--- start ---
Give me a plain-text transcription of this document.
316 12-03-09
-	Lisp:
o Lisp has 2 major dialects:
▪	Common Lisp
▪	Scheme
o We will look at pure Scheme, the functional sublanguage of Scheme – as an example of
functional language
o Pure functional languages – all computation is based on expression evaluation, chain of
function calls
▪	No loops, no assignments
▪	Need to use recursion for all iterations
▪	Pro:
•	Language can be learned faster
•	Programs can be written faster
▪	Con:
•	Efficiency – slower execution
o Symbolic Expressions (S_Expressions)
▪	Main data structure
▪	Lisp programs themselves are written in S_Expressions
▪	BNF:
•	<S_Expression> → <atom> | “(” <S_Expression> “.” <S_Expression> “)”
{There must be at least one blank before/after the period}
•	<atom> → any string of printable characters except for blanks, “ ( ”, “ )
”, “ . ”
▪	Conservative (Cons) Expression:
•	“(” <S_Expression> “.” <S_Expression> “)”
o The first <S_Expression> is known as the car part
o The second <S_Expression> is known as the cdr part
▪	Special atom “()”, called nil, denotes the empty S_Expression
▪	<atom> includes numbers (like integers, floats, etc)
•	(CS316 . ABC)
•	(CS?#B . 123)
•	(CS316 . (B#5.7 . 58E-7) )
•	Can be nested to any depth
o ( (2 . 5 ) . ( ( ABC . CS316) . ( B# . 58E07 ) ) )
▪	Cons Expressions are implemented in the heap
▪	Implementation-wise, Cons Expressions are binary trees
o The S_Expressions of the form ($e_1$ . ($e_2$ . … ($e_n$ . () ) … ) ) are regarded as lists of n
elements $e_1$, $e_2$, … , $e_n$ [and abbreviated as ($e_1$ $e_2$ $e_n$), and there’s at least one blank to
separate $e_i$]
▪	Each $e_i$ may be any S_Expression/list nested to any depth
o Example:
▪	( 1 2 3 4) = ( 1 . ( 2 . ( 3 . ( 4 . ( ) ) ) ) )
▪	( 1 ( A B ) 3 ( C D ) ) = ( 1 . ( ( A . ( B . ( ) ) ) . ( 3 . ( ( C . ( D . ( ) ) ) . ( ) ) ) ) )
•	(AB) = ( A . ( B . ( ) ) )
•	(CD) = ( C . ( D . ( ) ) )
--- end ---
• **BRIEF**
Using the listing, copy every line where the word "written" shows up.

• **SOLUTION TO THE PROBLEM**
•	Programs can be written faster
▪	Lisp programs themselves are written in S_Expressions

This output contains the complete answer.